### What you have to do
Copy the records below exactly, omitting any pictures they contain.

### Material for this task
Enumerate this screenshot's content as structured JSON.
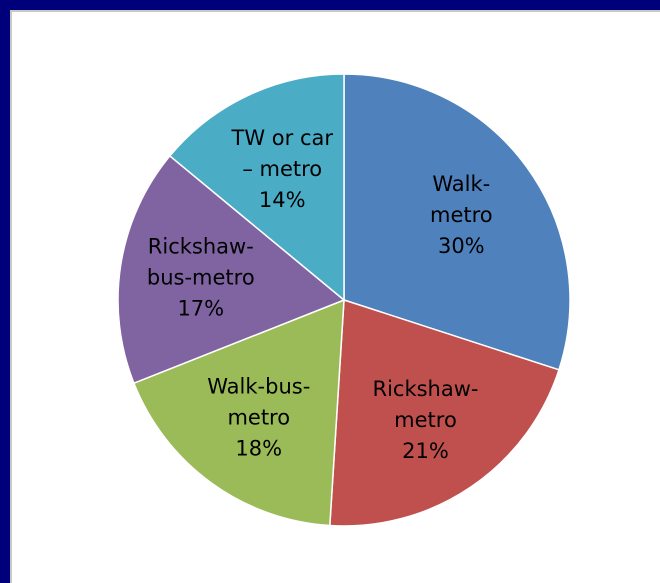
{
  "chart_data": {
    "type": "pie",
    "title": "",
    "start_angle_deg": 0,
    "direction": "clockwise",
    "slices": [
      {
        "name": "Walk-metro",
        "label_lines": [
          "Walk-",
          "metro",
          "30%"
        ],
        "value": 30,
        "color": "#4f81bd"
      },
      {
        "name": "Rickshaw-metro",
        "label_lines": [
          "Rickshaw-",
          "metro",
          "21%"
        ],
        "value": 21,
        "color": "#c0504d"
      },
      {
        "name": "Walk-bus-metro",
        "label_lines": [
          "Walk-bus-",
          "metro",
          "18%"
        ],
        "value": 18,
        "color": "#9bbb59"
      },
      {
        "name": "Rickshaw-bus-metro",
        "label_lines": [
          "Rickshaw-",
          "bus-metro",
          "17%"
        ],
        "value": 17,
        "color": "#8064a2"
      },
      {
        "name": "TW or car – metro",
        "label_lines": [
          "TW or car",
          "– metro",
          "14%"
        ],
        "value": 14,
        "color": "#4bacc6"
      }
    ],
    "legend": "none",
    "slice_border_color": "#ffffff"
  }
}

### Finished task
Enumerate this screenshot's content as structured JSON.
{
  "chart_data": {
    "type": "pie",
    "title": "",
    "start_angle_deg": 0,
    "direction": "clockwise",
    "slices": [
      {
        "name": "Walk-metro",
        "label_lines": [
          "Walk-",
          "metro",
          "30%"
        ],
        "value": 30,
        "color": "#4f81bd"
      },
      {
        "name": "Rickshaw-metro",
        "label_lines": [
          "Rickshaw-",
          "metro",
          "21%"
        ],
        "value": 21,
        "color": "#c0504d"
      },
      {
        "name": "Walk-bus-metro",
        "label_lines": [
          "Walk-bus-",
          "metro",
          "18%"
        ],
        "value": 18,
        "color": "#9bbb59"
      },
      {
        "name": "Rickshaw-bus-metro",
        "label_lines": [
          "Rickshaw-",
          "bus-metro",
          "17%"
        ],
        "value": 17,
        "color": "#8064a2"
      },
      {
        "name": "TW or car – metro",
        "label_lines": [
          "TW or car",
          "– metro",
          "14%"
        ],
        "value": 14,
        "color": "#4bacc6"
      }
    ],
    "legend": "none",
    "slice_border_color": "#ffffff"
  }
}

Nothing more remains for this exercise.